**TO BE DONE**
In the entries below, find the lines that contain the word "Output" and copy them.

**RECORDS SUPPLIED**
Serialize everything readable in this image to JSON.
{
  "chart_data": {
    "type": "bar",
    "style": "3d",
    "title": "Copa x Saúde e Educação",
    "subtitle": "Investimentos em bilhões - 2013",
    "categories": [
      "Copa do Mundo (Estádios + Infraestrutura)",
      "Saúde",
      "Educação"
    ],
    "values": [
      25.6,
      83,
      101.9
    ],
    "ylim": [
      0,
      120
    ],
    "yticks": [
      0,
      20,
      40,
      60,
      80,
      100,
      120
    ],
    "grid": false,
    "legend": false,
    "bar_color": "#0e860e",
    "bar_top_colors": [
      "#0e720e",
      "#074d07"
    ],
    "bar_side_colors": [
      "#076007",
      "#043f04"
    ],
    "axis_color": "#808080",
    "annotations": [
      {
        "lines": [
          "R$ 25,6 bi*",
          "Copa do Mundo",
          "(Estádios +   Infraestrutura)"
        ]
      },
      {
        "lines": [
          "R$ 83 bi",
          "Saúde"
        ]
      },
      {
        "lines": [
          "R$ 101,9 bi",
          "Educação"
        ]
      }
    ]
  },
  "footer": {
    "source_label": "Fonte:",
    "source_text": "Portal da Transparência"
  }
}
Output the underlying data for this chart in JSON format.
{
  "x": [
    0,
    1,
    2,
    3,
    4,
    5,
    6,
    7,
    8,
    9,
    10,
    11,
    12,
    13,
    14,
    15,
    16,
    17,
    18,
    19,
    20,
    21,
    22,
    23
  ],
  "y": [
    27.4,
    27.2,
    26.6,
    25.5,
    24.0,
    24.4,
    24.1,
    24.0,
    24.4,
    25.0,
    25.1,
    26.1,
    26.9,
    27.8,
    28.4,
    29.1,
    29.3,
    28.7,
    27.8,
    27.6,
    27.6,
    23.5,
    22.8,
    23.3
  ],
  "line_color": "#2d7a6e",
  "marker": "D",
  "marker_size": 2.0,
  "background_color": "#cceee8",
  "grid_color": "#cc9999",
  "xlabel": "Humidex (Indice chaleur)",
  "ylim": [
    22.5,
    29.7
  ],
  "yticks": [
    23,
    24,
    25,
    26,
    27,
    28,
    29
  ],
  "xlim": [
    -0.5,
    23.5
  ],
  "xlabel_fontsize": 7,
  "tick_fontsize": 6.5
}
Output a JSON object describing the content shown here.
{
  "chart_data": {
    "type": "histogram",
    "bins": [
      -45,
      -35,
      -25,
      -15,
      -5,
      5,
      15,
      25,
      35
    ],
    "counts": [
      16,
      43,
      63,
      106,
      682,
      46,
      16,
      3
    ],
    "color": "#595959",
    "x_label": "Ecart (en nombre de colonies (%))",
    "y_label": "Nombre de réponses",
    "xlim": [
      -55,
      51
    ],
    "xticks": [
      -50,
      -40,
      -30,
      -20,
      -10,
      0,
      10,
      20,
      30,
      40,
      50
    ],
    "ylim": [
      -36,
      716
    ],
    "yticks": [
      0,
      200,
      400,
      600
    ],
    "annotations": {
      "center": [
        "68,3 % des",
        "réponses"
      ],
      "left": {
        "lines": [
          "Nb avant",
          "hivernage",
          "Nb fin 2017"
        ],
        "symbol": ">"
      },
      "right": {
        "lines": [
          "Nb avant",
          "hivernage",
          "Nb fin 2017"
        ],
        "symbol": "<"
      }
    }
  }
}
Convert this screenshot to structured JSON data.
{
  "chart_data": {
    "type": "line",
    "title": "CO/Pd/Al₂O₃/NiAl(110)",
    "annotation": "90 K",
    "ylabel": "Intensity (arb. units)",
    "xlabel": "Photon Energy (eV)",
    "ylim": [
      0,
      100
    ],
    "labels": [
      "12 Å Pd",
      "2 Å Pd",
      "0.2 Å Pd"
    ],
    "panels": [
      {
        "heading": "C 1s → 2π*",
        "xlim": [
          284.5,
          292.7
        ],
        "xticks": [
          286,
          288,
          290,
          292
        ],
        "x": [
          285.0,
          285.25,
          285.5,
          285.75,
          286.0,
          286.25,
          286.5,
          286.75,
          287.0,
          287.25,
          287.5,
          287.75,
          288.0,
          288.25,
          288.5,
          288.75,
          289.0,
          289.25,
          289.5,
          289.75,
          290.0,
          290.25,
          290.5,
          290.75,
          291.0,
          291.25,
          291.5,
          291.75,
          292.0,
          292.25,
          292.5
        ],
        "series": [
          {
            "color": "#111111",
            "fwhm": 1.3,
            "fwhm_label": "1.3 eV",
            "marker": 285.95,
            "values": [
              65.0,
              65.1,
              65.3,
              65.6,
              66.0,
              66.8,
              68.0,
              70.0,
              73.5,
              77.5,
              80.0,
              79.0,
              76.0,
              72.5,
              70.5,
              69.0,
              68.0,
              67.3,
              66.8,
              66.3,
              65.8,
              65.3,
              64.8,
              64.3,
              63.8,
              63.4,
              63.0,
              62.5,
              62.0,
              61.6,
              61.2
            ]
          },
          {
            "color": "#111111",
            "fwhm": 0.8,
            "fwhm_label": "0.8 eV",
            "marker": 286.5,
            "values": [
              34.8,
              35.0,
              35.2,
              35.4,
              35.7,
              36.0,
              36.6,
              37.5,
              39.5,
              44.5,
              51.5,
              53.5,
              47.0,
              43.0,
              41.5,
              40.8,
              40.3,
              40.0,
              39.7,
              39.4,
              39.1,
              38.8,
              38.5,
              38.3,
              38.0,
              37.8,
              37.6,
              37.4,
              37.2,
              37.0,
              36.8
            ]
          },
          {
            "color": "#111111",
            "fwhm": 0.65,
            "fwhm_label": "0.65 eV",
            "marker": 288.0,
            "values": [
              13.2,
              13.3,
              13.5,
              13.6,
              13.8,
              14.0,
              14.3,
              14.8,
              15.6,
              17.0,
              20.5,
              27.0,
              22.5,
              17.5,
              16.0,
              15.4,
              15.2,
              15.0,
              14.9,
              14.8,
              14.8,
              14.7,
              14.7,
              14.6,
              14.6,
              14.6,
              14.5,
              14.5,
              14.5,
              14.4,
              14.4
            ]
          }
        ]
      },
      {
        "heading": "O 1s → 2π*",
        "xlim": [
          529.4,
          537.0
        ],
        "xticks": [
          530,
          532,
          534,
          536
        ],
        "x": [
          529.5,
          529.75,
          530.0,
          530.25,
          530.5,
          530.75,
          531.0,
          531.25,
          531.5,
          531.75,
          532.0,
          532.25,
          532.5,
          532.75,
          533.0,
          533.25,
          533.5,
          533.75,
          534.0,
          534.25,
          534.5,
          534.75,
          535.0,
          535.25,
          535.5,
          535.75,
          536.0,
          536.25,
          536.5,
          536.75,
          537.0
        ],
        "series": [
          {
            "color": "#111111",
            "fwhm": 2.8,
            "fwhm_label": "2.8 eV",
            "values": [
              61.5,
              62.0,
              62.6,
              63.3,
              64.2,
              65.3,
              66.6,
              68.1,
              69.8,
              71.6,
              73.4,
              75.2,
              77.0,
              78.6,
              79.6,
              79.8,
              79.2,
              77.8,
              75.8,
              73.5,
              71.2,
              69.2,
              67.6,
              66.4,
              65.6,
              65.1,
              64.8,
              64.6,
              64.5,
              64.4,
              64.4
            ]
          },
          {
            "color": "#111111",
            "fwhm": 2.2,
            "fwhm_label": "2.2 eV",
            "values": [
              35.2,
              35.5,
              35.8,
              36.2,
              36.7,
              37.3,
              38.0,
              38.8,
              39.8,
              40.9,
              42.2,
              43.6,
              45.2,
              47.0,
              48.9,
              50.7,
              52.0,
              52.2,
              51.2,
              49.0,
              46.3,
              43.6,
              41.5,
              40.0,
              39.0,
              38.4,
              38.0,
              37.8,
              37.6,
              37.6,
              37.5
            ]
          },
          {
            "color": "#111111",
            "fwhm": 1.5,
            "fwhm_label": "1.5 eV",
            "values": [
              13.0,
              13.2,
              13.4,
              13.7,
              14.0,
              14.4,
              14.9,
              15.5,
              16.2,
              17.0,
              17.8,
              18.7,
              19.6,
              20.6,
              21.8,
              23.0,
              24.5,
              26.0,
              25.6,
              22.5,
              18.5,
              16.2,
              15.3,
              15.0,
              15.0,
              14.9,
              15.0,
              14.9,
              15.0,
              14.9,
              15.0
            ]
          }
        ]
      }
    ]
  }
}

**TASK RESPONSE**
Output the underlying data for this chart in JSON format.
Output a JSON object describing the content shown here.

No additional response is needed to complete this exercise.